### GIVEN REQUEST:
Print the data that follows exactly.

### RECORDS FOR THE TASK:
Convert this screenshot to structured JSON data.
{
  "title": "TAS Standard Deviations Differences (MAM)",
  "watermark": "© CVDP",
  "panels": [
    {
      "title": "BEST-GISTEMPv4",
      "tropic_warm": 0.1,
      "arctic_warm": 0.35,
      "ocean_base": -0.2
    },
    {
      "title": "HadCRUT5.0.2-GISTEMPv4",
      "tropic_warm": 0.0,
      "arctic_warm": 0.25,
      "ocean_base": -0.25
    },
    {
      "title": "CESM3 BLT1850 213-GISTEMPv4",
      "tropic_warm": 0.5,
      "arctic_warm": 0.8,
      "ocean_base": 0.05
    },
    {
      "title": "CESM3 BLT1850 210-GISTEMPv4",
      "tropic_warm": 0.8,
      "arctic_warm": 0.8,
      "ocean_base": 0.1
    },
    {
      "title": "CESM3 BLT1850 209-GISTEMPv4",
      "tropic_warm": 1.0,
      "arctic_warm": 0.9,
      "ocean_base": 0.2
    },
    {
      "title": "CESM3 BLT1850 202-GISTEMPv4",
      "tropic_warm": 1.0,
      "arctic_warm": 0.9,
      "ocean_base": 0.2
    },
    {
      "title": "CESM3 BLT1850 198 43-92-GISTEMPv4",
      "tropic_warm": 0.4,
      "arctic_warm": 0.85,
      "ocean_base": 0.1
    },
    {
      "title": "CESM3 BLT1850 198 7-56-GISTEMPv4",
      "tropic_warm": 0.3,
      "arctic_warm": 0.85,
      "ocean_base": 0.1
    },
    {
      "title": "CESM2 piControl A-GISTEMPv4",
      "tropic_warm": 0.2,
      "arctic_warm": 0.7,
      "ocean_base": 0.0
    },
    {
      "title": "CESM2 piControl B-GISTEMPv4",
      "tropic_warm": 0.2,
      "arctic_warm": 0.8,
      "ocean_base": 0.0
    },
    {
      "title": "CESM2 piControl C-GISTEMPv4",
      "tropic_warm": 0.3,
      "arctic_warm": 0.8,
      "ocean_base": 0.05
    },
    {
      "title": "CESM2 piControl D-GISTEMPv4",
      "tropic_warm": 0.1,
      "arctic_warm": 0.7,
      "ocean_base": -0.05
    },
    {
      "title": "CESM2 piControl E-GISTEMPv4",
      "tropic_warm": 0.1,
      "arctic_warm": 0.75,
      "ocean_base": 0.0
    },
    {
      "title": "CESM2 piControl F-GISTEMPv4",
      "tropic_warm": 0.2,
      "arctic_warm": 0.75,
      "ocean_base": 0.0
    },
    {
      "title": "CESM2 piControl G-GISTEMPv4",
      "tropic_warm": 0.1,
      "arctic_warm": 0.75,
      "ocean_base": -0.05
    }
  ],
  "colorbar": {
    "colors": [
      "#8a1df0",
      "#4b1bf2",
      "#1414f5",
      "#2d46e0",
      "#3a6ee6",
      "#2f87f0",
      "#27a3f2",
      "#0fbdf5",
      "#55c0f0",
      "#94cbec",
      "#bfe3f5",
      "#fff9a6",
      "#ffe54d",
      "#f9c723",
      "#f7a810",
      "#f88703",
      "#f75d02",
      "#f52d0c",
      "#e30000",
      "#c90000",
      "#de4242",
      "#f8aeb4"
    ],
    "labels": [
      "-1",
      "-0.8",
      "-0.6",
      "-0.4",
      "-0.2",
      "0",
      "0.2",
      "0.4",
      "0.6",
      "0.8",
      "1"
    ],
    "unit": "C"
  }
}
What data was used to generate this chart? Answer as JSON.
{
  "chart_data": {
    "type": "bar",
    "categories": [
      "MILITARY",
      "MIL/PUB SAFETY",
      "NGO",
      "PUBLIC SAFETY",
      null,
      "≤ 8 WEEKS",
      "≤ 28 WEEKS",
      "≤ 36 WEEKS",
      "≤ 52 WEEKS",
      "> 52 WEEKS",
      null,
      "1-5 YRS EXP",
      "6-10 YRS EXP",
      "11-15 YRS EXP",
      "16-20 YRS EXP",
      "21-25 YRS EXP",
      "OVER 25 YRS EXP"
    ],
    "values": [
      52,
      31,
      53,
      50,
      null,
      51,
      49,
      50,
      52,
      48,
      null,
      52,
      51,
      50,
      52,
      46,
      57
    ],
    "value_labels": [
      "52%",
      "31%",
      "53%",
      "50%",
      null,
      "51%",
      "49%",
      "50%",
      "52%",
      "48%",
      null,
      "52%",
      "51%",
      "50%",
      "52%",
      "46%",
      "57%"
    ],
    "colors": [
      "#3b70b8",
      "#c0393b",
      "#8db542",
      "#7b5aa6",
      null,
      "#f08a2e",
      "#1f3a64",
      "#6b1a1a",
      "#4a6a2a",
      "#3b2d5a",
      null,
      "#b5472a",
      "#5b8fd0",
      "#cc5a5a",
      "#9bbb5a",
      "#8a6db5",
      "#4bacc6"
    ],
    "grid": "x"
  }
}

### CORRECT RESPONSE:
Convert this screenshot to structured JSON data.
{
  "title": "TAS Standard Deviations Differences (MAM)",
  "watermark": "© CVDP",
  "panels": [
    {
      "title": "BEST-GISTEMPv4",
      "tropic_warm": 0.1,
      "arctic_warm": 0.35,
      "ocean_base": -0.2
    },
    {
      "title": "HadCRUT5.0.2-GISTEMPv4",
      "tropic_warm": 0.0,
      "arctic_warm": 0.25,
      "ocean_base": -0.25
    },
    {
      "title": "CESM3 BLT1850 213-GISTEMPv4",
      "tropic_warm": 0.5,
      "arctic_warm": 0.8,
      "ocean_base": 0.05
    },
    {
      "title": "CESM3 BLT1850 210-GISTEMPv4",
      "tropic_warm": 0.8,
      "arctic_warm": 0.8,
      "ocean_base": 0.1
    },
    {
      "title": "CESM3 BLT1850 209-GISTEMPv4",
      "tropic_warm": 1.0,
      "arctic_warm": 0.9,
      "ocean_base": 0.2
    },
    {
      "title": "CESM3 BLT1850 202-GISTEMPv4",
      "tropic_warm": 1.0,
      "arctic_warm": 0.9,
      "ocean_base": 0.2
    },
    {
      "title": "CESM3 BLT1850 198 43-92-GISTEMPv4",
      "tropic_warm": 0.4,
      "arctic_warm": 0.85,
      "ocean_base": 0.1
    },
    {
      "title": "CESM3 BLT1850 198 7-56-GISTEMPv4",
      "tropic_warm": 0.3,
      "arctic_warm": 0.85,
      "ocean_base": 0.1
    },
    {
      "title": "CESM2 piControl A-GISTEMPv4",
      "tropic_warm": 0.2,
      "arctic_warm": 0.7,
      "ocean_base": 0.0
    },
    {
      "title": "CESM2 piControl B-GISTEMPv4",
      "tropic_warm": 0.2,
      "arctic_warm": 0.8,
      "ocean_base": 0.0
    },
    {
      "title": "CESM2 piControl C-GISTEMPv4",
      "tropic_warm": 0.3,
      "arctic_warm": 0.8,
      "ocean_base": 0.05
    },
    {
      "title": "CESM2 piControl D-GISTEMPv4",
      "tropic_warm": 0.1,
      "arctic_warm": 0.7,
      "ocean_base": -0.05
    },
    {
      "title": "CESM2 piControl E-GISTEMPv4",
      "tropic_warm": 0.1,
      "arctic_warm": 0.75,
      "ocean_base": 0.0
    },
    {
      "title": "CESM2 piControl F-GISTEMPv4",
      "tropic_warm": 0.2,
      "arctic_warm": 0.75,
      "ocean_base": 0.0
    },
    {
      "title": "CESM2 piControl G-GISTEMPv4",
      "tropic_warm": 0.1,
      "arctic_warm": 0.75,
      "ocean_base": -0.05
    }
  ],
  "colorbar": {
    "colors": [
      "#8a1df0",
      "#4b1bf2",
      "#1414f5",
      "#2d46e0",
      "#3a6ee6",
      "#2f87f0",
      "#27a3f2",
      "#0fbdf5",
      "#55c0f0",
      "#94cbec",
      "#bfe3f5",
      "#fff9a6",
      "#ffe54d",
      "#f9c723",
      "#f7a810",
      "#f88703",
      "#f75d02",
      "#f52d0c",
      "#e30000",
      "#c90000",
      "#de4242",
      "#f8aeb4"
    ],
    "labels": [
      "-1",
      "-0.8",
      "-0.6",
      "-0.4",
      "-0.2",
      "0",
      "0.2",
      "0.4",
      "0.6",
      "0.8",
      "1"
    ],
    "unit": "C"
  }
}
What data was used to generate this chart? Answer as JSON.
{
  "chart_data": {
    "type": "bar",
    "categories": [
      "MILITARY",
      "MIL/PUB SAFETY",
      "NGO",
      "PUBLIC SAFETY",
      null,
      "≤ 8 WEEKS",
      "≤ 28 WEEKS",
      "≤ 36 WEEKS",
      "≤ 52 WEEKS",
      "> 52 WEEKS",
      null,
      "1-5 YRS EXP",
      "6-10 YRS EXP",
      "11-15 YRS EXP",
      "16-20 YRS EXP",
      "21-25 YRS EXP",
      "OVER 25 YRS EXP"
    ],
    "values": [
      52,
      31,
      53,
      50,
      null,
      51,
      49,
      50,
      52,
      48,
      null,
      52,
      51,
      50,
      52,
      46,
      57
    ],
    "value_labels": [
      "52%",
      "31%",
      "53%",
      "50%",
      null,
      "51%",
      "49%",
      "50%",
      "52%",
      "48%",
      null,
      "52%",
      "51%",
      "50%",
      "52%",
      "46%",
      "57%"
    ],
    "colors": [
      "#3b70b8",
      "#c0393b",
      "#8db542",
      "#7b5aa6",
      null,
      "#f08a2e",
      "#1f3a64",
      "#6b1a1a",
      "#4a6a2a",
      "#3b2d5a",
      null,
      "#b5472a",
      "#5b8fd0",
      "#cc5a5a",
      "#9bbb5a",
      "#8a6db5",
      "#4bacc6"
    ],
    "grid": "x"
  }
}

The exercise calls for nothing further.